Data for the task -
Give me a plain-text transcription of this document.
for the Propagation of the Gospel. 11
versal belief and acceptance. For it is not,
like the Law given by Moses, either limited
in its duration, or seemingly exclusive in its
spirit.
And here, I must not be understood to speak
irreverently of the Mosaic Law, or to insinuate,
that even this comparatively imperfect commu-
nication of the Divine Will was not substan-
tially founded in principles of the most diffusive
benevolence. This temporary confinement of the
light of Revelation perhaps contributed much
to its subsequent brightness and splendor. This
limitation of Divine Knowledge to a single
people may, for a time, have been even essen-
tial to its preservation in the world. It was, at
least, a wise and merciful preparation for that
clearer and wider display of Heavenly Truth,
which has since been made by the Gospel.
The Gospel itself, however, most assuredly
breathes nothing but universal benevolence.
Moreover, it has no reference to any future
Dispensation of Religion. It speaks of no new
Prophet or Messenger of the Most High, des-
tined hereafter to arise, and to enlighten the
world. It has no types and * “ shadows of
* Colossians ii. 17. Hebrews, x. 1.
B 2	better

Instructions to follow -
Send back every record, precisely as written.

Answer to this problem -
Give me a plain-text transcription of this document.
for the Propagation of the Gospel. 11
versal belief and acceptance. For it is not,
like the Law given by Moses, either limited
in its duration, or seemingly exclusive in its
spirit.
And here, I must not be understood to speak
irreverently of the Mosaic Law, or to insinuate,
that even this comparatively imperfect commu-
nication of the Divine Will was not substan-
tially founded in principles of the most diffusive
benevolence. This temporary confinement of the
light of Revelation perhaps contributed much
to its subsequent brightness and splendor. This
limitation of Divine Knowledge to a single
people may, for a time, have been even essen-
tial to its preservation in the world. It was, at
least, a wise and merciful preparation for that
clearer and wider display of Heavenly Truth,
which has since been made by the Gospel.
The Gospel itself, however, most assuredly
breathes nothing but universal benevolence.
Moreover, it has no reference to any future
Dispensation of Religion. It speaks of no new
Prophet or Messenger of the Most High, des-
tined hereafter to arise, and to enlighten the
world. It has no types and * “ shadows of
* Colossians ii. 17. Hebrews, x. 1.
B 2	better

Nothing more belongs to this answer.